- **Goal**: Give the entries again exactly, every one of them.

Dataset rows
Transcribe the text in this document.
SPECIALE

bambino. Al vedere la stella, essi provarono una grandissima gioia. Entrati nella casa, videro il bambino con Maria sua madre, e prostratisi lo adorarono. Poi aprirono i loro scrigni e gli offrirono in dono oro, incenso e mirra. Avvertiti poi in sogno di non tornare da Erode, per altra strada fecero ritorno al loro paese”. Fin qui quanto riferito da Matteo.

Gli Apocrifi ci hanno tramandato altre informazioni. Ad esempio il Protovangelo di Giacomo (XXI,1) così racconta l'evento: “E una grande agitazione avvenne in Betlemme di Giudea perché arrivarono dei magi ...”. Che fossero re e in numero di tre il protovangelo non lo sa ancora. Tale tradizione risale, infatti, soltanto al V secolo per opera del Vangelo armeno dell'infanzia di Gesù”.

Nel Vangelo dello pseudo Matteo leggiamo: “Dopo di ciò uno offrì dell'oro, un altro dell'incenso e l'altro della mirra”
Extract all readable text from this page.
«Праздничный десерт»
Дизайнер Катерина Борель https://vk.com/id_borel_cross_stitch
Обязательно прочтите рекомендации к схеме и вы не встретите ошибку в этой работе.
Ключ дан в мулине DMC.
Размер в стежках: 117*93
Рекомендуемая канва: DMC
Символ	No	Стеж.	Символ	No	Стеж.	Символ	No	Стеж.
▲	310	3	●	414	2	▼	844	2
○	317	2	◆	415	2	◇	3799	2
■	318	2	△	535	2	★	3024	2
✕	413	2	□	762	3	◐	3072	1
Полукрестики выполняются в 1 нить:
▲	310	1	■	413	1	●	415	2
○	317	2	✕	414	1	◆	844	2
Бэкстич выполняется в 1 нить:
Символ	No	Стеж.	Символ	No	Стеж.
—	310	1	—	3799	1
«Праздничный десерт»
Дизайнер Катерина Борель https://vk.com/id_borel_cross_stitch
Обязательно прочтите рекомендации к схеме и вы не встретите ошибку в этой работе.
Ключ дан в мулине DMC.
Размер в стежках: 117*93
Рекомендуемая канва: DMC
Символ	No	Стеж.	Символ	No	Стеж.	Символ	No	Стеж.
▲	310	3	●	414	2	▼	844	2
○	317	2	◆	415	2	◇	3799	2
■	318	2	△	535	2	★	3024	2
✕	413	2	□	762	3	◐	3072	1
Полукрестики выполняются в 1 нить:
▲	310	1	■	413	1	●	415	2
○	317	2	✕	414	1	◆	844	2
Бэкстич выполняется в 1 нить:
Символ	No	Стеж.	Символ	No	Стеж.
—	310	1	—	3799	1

- **Answer for this exercise**:
Transcribe the text in this document.
SPECIALE

bambino. Al vedere la stella, essi provarono una grandissima gioia. Entrati nella casa, videro il bambino con Maria sua madre, e prostratisi lo adorarono. Poi aprirono i loro scrigni e gli offrirono in dono oro, incenso e mirra. Avvertiti poi in sogno di non tornare da Erode, per altra strada fecero ritorno al loro paese”. Fin qui quanto riferito da Matteo.

Gli Apocrifi ci hanno tramandato altre informazioni. Ad esempio il Protovangelo di Giacomo (XXI,1) così racconta l'evento: “E una grande agitazione avvenne in Betlemme di Giudea perché arrivarono dei magi ...”. Che fossero re e in numero di tre il protovangelo non lo sa ancora. Tale tradizione risale, infatti, soltanto al V secolo per opera del Vangelo armeno dell'infanzia di Gesù”.

Nel Vangelo dello pseudo Matteo leggiamo: “Dopo di ciò uno offrì dell'oro, un altro dell'incenso e l'altro della mirra”
Extract all readable text from this page.
«Праздничный десерт»
Дизайнер Катерина Борель https://vk.com/id_borel_cross_stitch
Обязательно прочтите рекомендации к схеме и вы не встретите ошибку в этой работе.
Ключ дан в мулине DMC.
Размер в стежках: 117*93
Рекомендуемая канва: DMC
Символ	No	Стеж.	Символ	No	Стеж.	Символ	No	Стеж.
▲	310	3	●	414	2	▼	844	2
○	317	2	◆	415	2	◇	3799	2
■	318	2	△	535	2	★	3024	2
✕	413	2	□	762	3	◐	3072	1
Полукрестики выполняются в 1 нить:
▲	310	1	■	413	1	●	415	2
○	317	2	✕	414	1	◆	844	2
Бэкстич выполняется в 1 нить:
Символ	No	Стеж.	Символ	No	Стеж.
—	310	1	—	3799	1
«Праздничный десерт»
Дизайнер Катерина Борель https://vk.com/id_borel_cross_stitch
Обязательно прочтите рекомендации к схеме и вы не встретите ошибку в этой работе.
Ключ дан в мулине DMC.
Размер в стежках: 117*93
Рекомендуемая канва: DMC
Символ	No	Стеж.	Символ	No	Стеж.	Символ	No	Стеж.
▲	310	3	●	414	2	▼	844	2
○	317	2	◆	415	2	◇	3799	2
■	318	2	△	535	2	★	3024	2
✕	413	2	□	762	3	◐	3072	1
Полукрестики выполняются в 1 нить:
▲	310	1	■	413	1	●	415	2
○	317	2	✕	414	1	◆	844	2
Бэкстич выполняется в 1 нить:
Символ	No	Стеж.	Символ	No	Стеж.
—	310	1	—	3799	1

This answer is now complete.